**Material for the task**

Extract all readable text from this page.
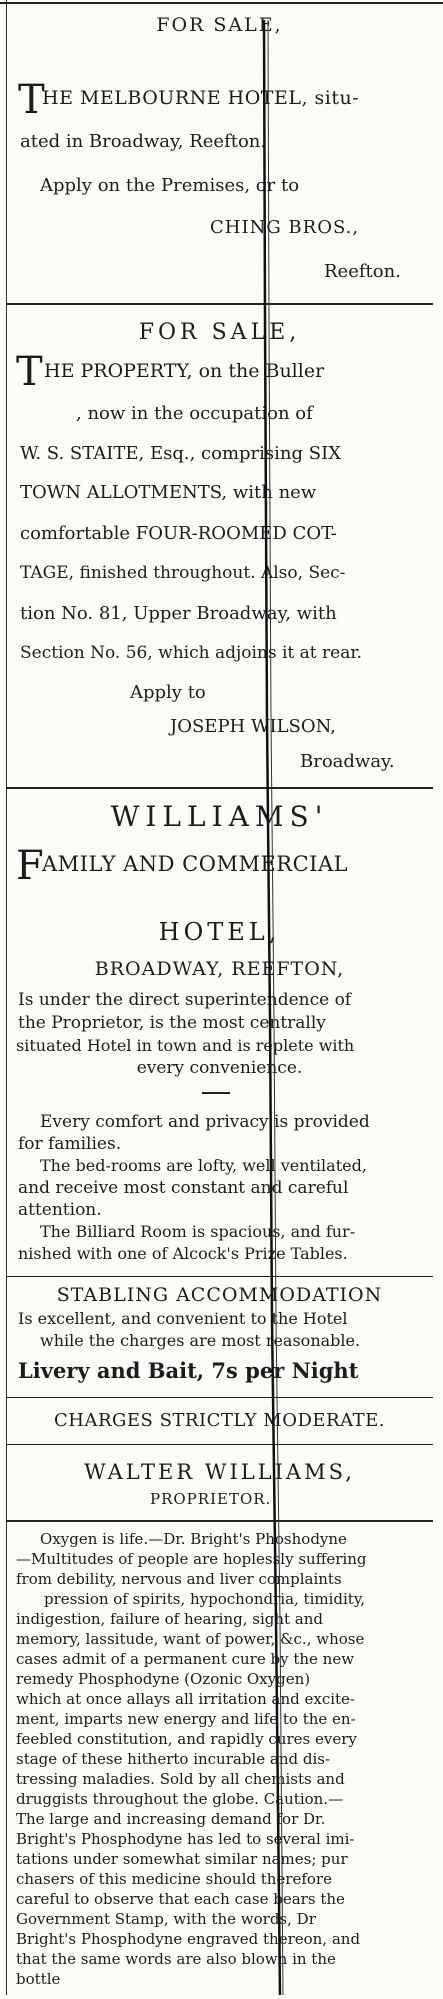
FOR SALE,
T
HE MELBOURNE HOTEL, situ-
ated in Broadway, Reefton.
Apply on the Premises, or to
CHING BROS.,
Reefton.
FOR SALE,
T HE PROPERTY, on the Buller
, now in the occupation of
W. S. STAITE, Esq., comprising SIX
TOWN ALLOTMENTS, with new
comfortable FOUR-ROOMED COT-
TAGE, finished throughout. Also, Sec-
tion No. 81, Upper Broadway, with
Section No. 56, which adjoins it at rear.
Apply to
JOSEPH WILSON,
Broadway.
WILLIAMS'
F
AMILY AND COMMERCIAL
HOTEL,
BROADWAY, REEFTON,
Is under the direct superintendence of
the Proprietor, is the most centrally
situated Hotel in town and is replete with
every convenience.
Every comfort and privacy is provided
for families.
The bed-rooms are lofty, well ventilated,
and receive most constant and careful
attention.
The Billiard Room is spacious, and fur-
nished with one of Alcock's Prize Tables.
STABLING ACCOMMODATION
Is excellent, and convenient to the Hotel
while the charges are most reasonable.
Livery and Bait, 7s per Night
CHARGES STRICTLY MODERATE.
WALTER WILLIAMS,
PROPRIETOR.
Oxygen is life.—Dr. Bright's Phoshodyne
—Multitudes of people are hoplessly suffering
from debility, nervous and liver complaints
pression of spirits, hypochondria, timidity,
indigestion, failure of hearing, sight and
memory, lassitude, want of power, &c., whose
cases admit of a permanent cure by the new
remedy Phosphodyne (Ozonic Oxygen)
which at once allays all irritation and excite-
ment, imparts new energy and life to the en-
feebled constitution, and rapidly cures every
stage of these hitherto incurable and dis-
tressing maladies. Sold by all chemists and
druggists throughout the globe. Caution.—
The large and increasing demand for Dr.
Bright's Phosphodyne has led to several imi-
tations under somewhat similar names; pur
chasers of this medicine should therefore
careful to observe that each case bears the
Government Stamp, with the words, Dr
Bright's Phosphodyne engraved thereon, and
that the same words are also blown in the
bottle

---

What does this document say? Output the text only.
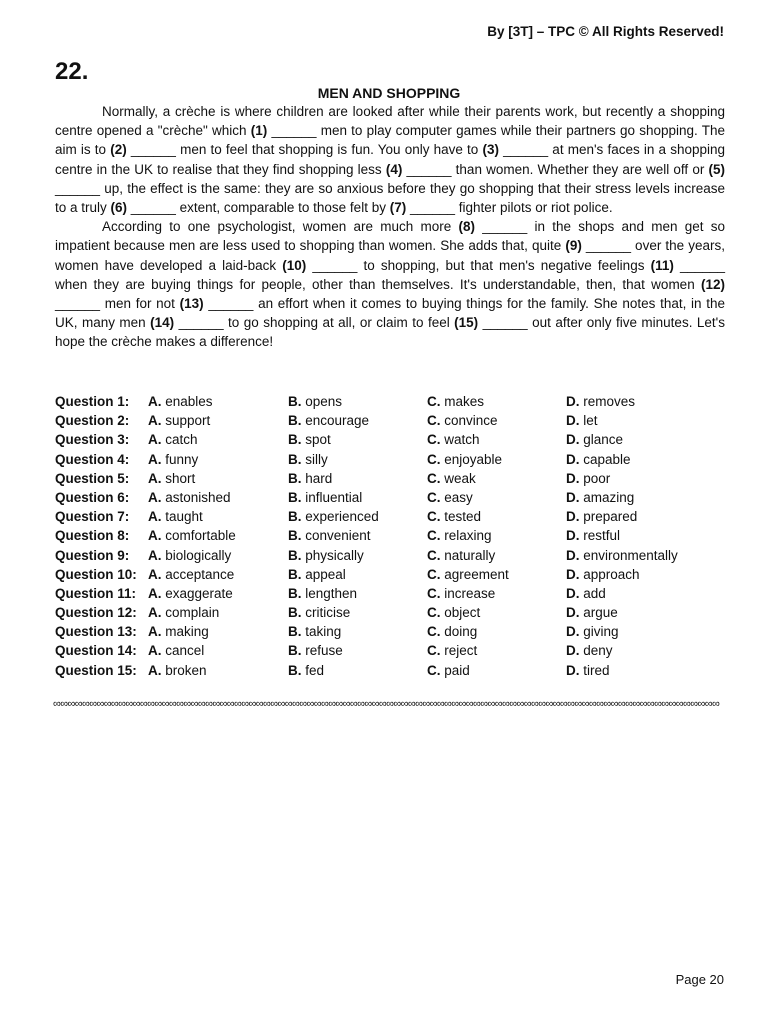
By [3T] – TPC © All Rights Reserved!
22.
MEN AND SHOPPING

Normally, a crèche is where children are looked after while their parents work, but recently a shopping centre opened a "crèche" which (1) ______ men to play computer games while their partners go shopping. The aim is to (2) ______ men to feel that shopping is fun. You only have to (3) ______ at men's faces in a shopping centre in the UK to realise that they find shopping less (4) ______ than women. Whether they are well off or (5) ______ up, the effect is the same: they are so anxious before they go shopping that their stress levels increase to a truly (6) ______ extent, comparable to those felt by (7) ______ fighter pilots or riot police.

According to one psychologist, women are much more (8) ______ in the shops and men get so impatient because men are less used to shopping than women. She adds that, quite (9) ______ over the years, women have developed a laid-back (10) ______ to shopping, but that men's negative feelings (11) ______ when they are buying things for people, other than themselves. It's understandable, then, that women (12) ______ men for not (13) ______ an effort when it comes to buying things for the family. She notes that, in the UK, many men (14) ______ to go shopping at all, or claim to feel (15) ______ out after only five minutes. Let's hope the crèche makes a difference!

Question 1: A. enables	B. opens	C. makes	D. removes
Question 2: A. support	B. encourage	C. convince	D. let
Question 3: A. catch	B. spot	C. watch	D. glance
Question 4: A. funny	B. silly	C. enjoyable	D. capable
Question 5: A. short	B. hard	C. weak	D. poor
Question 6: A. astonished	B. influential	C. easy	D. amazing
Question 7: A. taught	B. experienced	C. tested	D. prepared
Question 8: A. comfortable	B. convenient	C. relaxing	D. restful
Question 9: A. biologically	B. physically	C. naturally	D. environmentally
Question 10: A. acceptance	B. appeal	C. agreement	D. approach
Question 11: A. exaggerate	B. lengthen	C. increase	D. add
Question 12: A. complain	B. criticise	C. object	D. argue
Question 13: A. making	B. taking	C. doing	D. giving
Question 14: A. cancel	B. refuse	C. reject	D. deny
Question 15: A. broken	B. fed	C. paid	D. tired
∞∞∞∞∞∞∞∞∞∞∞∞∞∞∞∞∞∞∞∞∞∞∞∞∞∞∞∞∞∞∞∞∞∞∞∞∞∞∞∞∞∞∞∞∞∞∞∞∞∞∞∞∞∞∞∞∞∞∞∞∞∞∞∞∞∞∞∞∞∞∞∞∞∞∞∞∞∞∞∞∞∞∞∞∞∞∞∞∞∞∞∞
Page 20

**Task instructions**
Count up the lines in the listing that hold the word "with", and give that number only.

**In response**
5